EXERCISE DESCRIPTION:
Show only lines that include "values".

SUPPLIED ENTRIES:
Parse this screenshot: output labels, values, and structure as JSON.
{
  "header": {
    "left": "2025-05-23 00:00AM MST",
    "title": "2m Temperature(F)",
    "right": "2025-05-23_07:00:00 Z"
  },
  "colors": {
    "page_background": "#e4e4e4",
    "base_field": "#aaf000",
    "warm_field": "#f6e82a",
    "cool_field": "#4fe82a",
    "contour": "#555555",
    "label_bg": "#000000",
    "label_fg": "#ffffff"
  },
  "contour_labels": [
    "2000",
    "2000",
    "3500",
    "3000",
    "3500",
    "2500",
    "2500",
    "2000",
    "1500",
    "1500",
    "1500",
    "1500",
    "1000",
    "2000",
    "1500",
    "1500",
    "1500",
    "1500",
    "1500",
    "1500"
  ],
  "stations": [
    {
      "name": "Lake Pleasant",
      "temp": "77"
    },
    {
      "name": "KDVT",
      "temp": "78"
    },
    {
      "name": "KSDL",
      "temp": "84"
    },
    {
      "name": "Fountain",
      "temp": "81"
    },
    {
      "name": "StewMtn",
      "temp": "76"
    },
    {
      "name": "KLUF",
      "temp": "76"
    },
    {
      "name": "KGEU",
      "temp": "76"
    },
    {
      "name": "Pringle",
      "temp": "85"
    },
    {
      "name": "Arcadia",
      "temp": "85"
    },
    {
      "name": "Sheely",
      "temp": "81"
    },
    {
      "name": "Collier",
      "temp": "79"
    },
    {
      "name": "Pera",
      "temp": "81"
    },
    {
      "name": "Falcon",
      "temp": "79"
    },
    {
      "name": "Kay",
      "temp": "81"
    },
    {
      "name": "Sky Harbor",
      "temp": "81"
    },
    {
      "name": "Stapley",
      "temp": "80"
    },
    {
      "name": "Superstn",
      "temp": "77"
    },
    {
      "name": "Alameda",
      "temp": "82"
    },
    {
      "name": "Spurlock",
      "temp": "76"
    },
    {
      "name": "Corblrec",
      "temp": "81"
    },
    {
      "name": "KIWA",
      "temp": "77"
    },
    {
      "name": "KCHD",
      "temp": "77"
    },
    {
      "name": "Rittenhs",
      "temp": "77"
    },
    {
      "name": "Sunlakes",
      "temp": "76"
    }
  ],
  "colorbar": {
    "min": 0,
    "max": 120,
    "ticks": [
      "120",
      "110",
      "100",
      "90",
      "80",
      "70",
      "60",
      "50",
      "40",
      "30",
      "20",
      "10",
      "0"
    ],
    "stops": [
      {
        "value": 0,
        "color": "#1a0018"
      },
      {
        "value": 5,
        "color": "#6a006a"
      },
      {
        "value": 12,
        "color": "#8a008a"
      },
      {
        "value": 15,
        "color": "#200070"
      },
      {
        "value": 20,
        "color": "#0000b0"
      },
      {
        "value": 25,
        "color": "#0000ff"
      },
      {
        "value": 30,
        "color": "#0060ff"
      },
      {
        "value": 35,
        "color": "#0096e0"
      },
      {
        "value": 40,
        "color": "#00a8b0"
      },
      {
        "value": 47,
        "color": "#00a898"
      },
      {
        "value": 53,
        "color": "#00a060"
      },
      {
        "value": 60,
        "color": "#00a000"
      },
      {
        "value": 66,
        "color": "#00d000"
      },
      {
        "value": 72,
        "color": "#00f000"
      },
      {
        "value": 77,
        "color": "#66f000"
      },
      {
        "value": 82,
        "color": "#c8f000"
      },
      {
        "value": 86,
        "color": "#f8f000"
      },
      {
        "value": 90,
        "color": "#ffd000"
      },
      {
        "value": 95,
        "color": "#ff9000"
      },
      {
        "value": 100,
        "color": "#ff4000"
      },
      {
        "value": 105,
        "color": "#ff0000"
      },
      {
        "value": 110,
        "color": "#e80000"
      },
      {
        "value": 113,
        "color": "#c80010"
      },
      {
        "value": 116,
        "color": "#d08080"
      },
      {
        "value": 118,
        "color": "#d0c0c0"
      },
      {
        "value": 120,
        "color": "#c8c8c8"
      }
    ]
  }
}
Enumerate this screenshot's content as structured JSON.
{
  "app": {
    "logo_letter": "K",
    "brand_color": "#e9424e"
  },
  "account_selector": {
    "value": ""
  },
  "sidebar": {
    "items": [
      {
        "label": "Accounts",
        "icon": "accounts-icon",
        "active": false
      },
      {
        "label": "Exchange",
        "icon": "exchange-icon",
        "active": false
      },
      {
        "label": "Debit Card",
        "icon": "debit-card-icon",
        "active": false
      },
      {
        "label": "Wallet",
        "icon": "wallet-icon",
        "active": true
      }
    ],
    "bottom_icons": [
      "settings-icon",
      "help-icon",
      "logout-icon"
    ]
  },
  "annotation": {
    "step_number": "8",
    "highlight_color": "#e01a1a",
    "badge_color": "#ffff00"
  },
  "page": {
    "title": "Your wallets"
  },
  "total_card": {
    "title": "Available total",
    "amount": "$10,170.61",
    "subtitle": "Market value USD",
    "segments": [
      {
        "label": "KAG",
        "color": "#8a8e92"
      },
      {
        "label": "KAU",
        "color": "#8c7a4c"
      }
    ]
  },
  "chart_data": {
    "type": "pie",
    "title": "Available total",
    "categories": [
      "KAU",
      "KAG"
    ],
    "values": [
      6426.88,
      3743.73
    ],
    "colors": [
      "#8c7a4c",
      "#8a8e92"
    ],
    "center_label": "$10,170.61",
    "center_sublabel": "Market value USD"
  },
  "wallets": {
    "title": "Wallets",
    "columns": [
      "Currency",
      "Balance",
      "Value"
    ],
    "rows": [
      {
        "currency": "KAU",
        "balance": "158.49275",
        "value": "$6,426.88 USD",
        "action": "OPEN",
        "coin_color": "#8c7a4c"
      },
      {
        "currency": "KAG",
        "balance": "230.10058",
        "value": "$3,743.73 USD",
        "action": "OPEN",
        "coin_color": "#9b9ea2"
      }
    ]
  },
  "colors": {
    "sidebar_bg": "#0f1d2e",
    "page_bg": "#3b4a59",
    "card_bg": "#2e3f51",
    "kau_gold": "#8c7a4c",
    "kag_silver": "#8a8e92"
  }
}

FULL OUTPUT:
Parse this screenshot: output labels, values, and structure as JSON.
    "values": [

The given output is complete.